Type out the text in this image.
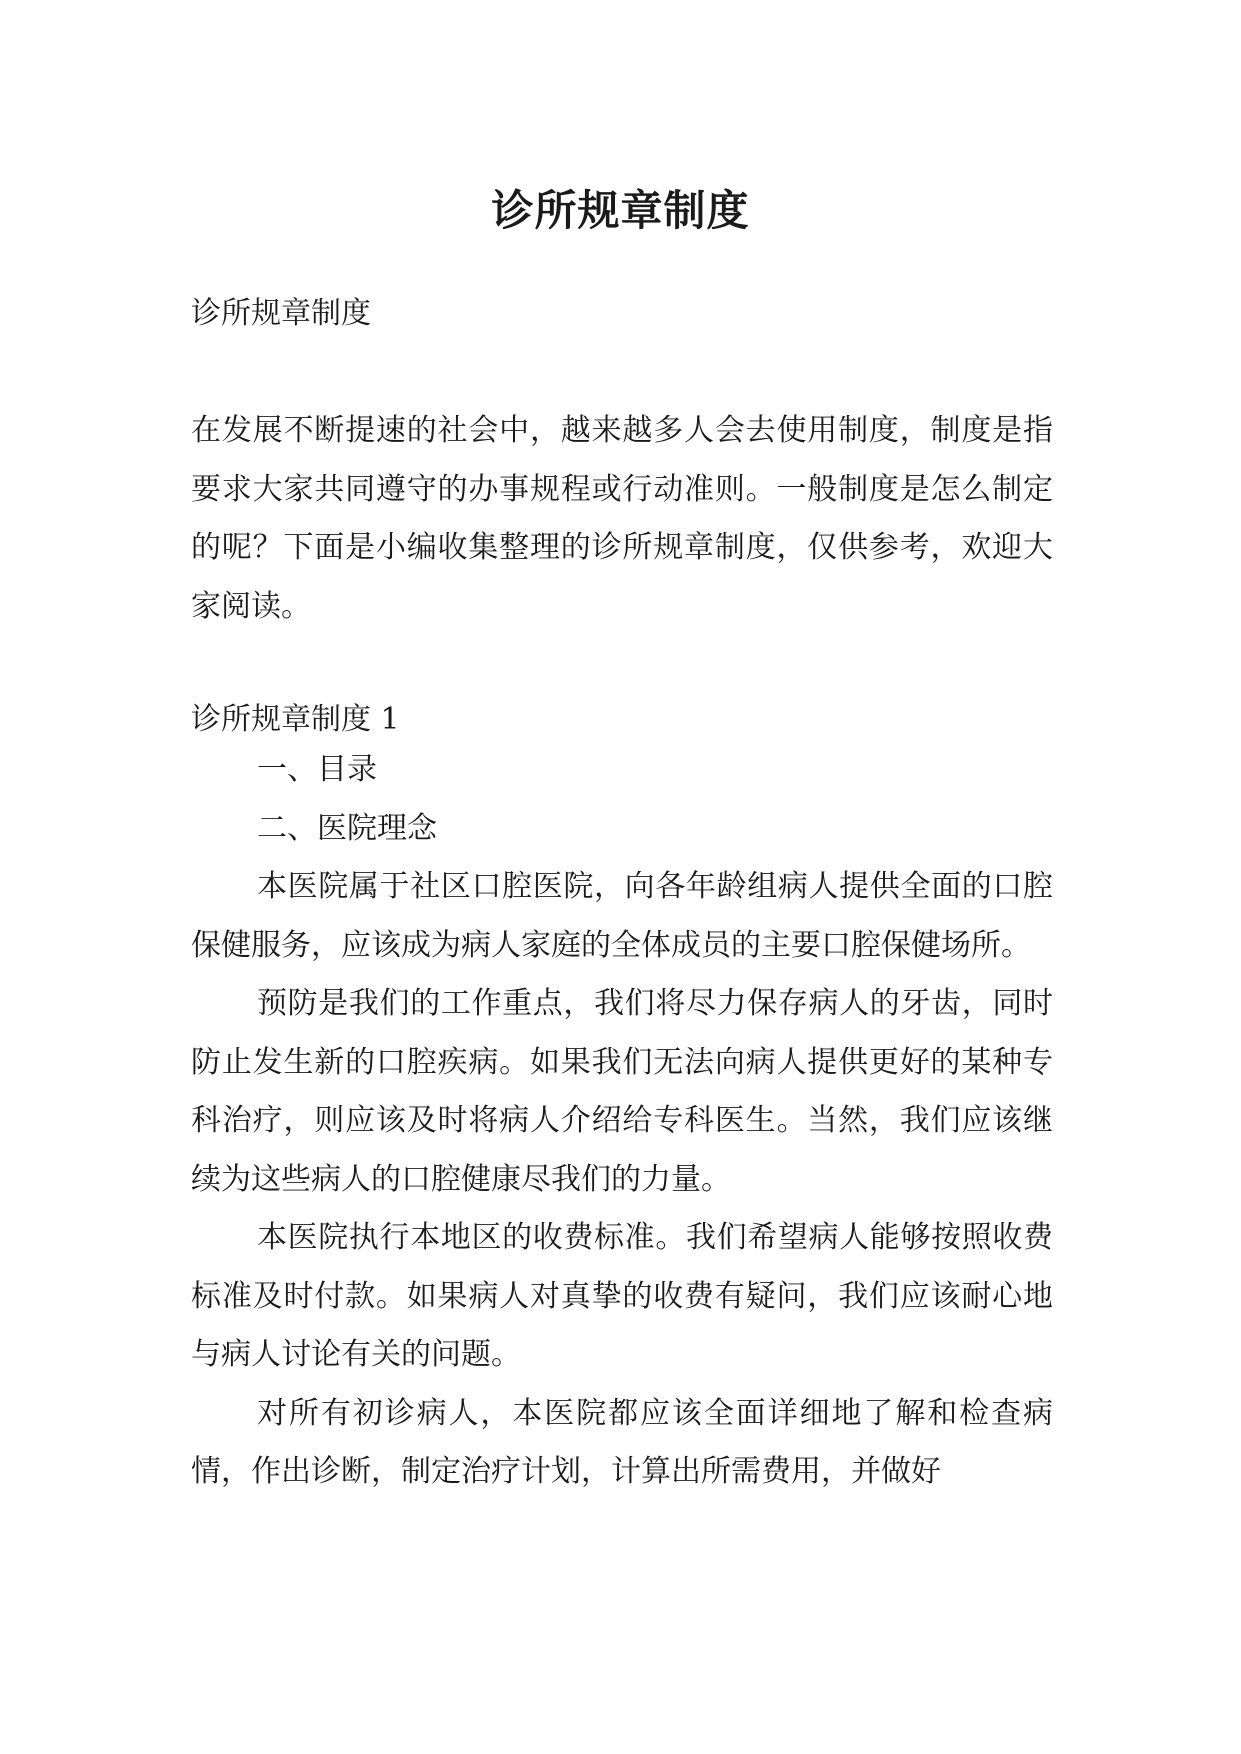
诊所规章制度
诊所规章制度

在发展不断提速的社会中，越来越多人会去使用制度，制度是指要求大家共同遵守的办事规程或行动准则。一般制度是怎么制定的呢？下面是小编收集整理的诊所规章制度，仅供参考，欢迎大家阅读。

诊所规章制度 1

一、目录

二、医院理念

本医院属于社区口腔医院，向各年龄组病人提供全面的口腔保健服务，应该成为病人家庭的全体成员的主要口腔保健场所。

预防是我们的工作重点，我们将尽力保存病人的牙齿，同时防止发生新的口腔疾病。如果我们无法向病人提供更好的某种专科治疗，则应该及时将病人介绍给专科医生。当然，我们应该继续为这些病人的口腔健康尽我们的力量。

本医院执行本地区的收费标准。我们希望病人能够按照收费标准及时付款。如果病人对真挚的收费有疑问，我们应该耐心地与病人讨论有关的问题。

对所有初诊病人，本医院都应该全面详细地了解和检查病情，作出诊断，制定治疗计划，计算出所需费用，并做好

============

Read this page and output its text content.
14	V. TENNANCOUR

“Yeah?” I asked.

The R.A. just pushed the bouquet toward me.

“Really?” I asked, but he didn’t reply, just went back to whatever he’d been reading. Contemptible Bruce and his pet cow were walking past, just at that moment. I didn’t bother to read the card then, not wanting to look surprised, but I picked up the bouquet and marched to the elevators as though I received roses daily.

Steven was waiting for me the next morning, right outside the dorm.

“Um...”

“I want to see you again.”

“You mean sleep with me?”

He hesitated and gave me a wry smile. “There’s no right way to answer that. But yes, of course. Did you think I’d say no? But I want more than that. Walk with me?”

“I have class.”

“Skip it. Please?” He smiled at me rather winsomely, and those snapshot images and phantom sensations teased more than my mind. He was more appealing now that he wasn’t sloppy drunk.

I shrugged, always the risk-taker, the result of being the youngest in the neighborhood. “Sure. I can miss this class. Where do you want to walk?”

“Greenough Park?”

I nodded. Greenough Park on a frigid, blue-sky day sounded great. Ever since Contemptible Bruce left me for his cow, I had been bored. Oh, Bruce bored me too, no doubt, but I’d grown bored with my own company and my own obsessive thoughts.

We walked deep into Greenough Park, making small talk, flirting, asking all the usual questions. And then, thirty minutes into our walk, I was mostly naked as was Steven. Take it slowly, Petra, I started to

============

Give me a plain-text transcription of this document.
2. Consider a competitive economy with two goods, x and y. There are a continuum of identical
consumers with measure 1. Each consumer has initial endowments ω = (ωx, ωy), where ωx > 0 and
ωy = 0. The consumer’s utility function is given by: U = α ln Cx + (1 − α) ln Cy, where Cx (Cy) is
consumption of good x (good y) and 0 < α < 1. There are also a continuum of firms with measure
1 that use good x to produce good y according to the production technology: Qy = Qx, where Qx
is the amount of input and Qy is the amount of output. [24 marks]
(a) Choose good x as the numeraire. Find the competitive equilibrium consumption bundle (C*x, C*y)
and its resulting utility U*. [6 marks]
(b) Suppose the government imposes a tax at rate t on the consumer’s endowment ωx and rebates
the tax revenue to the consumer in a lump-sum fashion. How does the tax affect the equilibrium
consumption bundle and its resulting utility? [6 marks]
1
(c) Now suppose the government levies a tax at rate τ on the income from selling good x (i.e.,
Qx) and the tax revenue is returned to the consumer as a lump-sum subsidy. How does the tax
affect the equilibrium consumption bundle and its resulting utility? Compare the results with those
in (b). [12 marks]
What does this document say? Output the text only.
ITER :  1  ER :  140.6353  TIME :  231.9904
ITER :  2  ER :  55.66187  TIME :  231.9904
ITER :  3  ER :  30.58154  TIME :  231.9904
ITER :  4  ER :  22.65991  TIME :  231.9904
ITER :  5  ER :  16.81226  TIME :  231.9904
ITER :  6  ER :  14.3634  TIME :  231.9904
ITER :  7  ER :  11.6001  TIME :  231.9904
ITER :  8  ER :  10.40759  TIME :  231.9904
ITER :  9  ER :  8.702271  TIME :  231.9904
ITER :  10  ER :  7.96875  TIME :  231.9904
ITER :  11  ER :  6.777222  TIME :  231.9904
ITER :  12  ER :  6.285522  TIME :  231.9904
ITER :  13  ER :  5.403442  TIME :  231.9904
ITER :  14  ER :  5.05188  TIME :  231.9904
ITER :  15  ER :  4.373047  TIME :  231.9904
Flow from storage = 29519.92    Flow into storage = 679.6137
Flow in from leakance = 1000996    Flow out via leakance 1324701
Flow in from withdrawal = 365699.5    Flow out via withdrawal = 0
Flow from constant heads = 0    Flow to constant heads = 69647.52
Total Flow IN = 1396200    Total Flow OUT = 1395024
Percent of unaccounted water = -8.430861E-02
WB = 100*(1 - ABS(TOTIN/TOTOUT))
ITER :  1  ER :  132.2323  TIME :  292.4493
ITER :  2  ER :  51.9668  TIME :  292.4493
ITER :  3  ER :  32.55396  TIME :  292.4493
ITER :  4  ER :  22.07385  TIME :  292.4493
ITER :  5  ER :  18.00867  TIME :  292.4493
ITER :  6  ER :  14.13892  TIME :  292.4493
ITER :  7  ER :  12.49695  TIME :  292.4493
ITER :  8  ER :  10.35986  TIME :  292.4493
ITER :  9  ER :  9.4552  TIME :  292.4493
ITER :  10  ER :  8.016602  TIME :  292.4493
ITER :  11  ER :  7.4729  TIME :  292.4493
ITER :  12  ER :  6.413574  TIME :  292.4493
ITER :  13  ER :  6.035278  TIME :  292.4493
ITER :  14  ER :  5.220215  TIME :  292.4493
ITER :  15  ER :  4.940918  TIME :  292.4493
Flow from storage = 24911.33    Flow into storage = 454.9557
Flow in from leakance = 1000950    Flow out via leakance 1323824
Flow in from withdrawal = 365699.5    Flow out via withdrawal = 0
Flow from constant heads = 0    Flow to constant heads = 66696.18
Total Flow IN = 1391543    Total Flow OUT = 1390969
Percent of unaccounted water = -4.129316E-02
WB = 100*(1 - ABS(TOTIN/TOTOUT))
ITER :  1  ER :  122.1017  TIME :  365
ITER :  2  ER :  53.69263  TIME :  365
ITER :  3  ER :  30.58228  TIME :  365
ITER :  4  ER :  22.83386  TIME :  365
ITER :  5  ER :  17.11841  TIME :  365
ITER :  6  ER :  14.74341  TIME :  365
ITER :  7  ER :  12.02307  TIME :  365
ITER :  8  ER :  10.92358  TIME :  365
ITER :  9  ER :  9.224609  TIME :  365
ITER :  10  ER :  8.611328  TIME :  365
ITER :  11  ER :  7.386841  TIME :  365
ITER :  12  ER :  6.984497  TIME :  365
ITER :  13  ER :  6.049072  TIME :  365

============

== EXERCISE TASK ==
Check every line of the material for the string "water" and give the number of lines that have it, without anything else.

== RESPONSE TO THE EXERCISE ==
2